--- START DATASET RECORDS ---
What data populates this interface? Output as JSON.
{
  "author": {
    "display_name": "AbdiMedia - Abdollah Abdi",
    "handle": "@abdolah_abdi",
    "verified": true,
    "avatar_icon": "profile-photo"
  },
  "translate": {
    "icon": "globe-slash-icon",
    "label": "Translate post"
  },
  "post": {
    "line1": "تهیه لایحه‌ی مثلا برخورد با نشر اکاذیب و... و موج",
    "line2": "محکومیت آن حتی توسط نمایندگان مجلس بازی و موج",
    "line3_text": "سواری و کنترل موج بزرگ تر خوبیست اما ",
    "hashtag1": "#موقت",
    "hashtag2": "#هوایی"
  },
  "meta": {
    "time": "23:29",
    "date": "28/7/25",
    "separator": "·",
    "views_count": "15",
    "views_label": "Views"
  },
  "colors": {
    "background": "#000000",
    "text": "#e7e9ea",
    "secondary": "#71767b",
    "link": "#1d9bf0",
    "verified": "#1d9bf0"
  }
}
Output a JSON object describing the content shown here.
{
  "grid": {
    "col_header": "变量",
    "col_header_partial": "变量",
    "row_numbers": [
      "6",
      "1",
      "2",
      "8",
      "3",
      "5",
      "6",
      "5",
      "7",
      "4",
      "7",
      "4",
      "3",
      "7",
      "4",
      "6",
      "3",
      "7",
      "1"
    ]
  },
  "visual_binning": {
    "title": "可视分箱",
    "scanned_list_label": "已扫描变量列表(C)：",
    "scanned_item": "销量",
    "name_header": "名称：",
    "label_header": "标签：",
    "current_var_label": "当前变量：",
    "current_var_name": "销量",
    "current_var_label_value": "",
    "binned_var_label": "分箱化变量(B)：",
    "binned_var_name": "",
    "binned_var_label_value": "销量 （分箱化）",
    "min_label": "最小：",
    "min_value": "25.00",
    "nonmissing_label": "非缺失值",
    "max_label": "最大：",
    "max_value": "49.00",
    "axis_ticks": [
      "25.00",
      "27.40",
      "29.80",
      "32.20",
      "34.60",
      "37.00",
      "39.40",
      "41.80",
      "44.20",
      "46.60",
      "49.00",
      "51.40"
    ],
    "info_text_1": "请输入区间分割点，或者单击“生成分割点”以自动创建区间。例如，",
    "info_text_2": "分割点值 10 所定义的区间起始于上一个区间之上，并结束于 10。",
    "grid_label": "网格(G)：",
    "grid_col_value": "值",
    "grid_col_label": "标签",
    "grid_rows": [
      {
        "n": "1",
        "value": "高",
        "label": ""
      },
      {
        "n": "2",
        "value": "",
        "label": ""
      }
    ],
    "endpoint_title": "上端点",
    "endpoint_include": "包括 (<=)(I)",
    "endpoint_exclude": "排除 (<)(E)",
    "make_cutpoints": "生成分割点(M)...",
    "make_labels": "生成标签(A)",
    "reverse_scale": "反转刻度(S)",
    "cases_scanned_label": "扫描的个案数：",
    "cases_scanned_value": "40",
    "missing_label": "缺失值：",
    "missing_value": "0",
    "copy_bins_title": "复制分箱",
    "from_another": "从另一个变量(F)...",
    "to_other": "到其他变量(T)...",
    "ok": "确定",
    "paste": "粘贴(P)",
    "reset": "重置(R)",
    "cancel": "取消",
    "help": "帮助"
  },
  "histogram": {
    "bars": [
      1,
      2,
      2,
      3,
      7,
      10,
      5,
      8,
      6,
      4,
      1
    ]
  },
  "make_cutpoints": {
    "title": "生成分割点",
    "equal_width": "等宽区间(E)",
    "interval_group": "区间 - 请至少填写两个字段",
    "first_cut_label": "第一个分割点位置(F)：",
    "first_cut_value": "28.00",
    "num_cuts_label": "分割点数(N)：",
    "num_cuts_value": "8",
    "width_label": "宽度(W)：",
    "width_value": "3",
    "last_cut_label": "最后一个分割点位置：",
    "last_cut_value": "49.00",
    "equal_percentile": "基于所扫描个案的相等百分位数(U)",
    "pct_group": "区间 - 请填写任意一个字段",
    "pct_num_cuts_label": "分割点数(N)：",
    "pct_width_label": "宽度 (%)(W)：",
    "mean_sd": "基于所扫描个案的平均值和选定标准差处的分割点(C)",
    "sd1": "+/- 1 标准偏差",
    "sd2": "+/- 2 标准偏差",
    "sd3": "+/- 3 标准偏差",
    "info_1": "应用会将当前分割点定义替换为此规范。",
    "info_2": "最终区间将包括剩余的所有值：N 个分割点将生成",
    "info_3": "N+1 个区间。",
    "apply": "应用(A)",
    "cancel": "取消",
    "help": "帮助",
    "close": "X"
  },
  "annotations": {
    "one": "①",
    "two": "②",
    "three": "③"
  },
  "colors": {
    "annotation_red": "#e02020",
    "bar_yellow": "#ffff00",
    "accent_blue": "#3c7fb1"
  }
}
--- END DATASET RECORDS ---
» **GIVEN INSTRUCTION**
Take the records above and return them exactly as written.

» **WORKED ANSWER**
What data populates this interface? Output as JSON.
{
  "author": {
    "display_name": "AbdiMedia - Abdollah Abdi",
    "handle": "@abdolah_abdi",
    "verified": true,
    "avatar_icon": "profile-photo"
  },
  "translate": {
    "icon": "globe-slash-icon",
    "label": "Translate post"
  },
  "post": {
    "line1": "تهیه لایحه‌ی مثلا برخورد با نشر اکاذیب و... و موج",
    "line2": "محکومیت آن حتی توسط نمایندگان مجلس بازی و موج",
    "line3_text": "سواری و کنترل موج بزرگ تر خوبیست اما ",
    "hashtag1": "#موقت",
    "hashtag2": "#هوایی"
  },
  "meta": {
    "time": "23:29",
    "date": "28/7/25",
    "separator": "·",
    "views_count": "15",
    "views_label": "Views"
  },
  "colors": {
    "background": "#000000",
    "text": "#e7e9ea",
    "secondary": "#71767b",
    "link": "#1d9bf0",
    "verified": "#1d9bf0"
  }
}
Output a JSON object describing the content shown here.
{
  "grid": {
    "col_header": "变量",
    "col_header_partial": "变量",
    "row_numbers": [
      "6",
      "1",
      "2",
      "8",
      "3",
      "5",
      "6",
      "5",
      "7",
      "4",
      "7",
      "4",
      "3",
      "7",
      "4",
      "6",
      "3",
      "7",
      "1"
    ]
  },
  "visual_binning": {
    "title": "可视分箱",
    "scanned_list_label": "已扫描变量列表(C)：",
    "scanned_item": "销量",
    "name_header": "名称：",
    "label_header": "标签：",
    "current_var_label": "当前变量：",
    "current_var_name": "销量",
    "current_var_label_value": "",
    "binned_var_label": "分箱化变量(B)：",
    "binned_var_name": "",
    "binned_var_label_value": "销量 （分箱化）",
    "min_label": "最小：",
    "min_value": "25.00",
    "nonmissing_label": "非缺失值",
    "max_label": "最大：",
    "max_value": "49.00",
    "axis_ticks": [
      "25.00",
      "27.40",
      "29.80",
      "32.20",
      "34.60",
      "37.00",
      "39.40",
      "41.80",
      "44.20",
      "46.60",
      "49.00",
      "51.40"
    ],
    "info_text_1": "请输入区间分割点，或者单击“生成分割点”以自动创建区间。例如，",
    "info_text_2": "分割点值 10 所定义的区间起始于上一个区间之上，并结束于 10。",
    "grid_label": "网格(G)：",
    "grid_col_value": "值",
    "grid_col_label": "标签",
    "grid_rows": [
      {
        "n": "1",
        "value": "高",
        "label": ""
      },
      {
        "n": "2",
        "value": "",
        "label": ""
      }
    ],
    "endpoint_title": "上端点",
    "endpoint_include": "包括 (<=)(I)",
    "endpoint_exclude": "排除 (<)(E)",
    "make_cutpoints": "生成分割点(M)...",
    "make_labels": "生成标签(A)",
    "reverse_scale": "反转刻度(S)",
    "cases_scanned_label": "扫描的个案数：",
    "cases_scanned_value": "40",
    "missing_label": "缺失值：",
    "missing_value": "0",
    "copy_bins_title": "复制分箱",
    "from_another": "从另一个变量(F)...",
    "to_other": "到其他变量(T)...",
    "ok": "确定",
    "paste": "粘贴(P)",
    "reset": "重置(R)",
    "cancel": "取消",
    "help": "帮助"
  },
  "histogram": {
    "bars": [
      1,
      2,
      2,
      3,
      7,
      10,
      5,
      8,
      6,
      4,
      1
    ]
  },
  "make_cutpoints": {
    "title": "生成分割点",
    "equal_width": "等宽区间(E)",
    "interval_group": "区间 - 请至少填写两个字段",
    "first_cut_label": "第一个分割点位置(F)：",
    "first_cut_value": "28.00",
    "num_cuts_label": "分割点数(N)：",
    "num_cuts_value": "8",
    "width_label": "宽度(W)：",
    "width_value": "3",
    "last_cut_label": "最后一个分割点位置：",
    "last_cut_value": "49.00",
    "equal_percentile": "基于所扫描个案的相等百分位数(U)",
    "pct_group": "区间 - 请填写任意一个字段",
    "pct_num_cuts_label": "分割点数(N)：",
    "pct_width_label": "宽度 (%)(W)：",
    "mean_sd": "基于所扫描个案的平均值和选定标准差处的分割点(C)",
    "sd1": "+/- 1 标准偏差",
    "sd2": "+/- 2 标准偏差",
    "sd3": "+/- 3 标准偏差",
    "info_1": "应用会将当前分割点定义替换为此规范。",
    "info_2": "最终区间将包括剩余的所有值：N 个分割点将生成",
    "info_3": "N+1 个区间。",
    "apply": "应用(A)",
    "cancel": "取消",
    "help": "帮助",
    "close": "X"
  },
  "annotations": {
    "one": "①",
    "two": "②",
    "three": "③"
  },
  "colors": {
    "annotation_red": "#e02020",
    "bar_yellow": "#ffff00",
    "accent_blue": "#3c7fb1"
  }
}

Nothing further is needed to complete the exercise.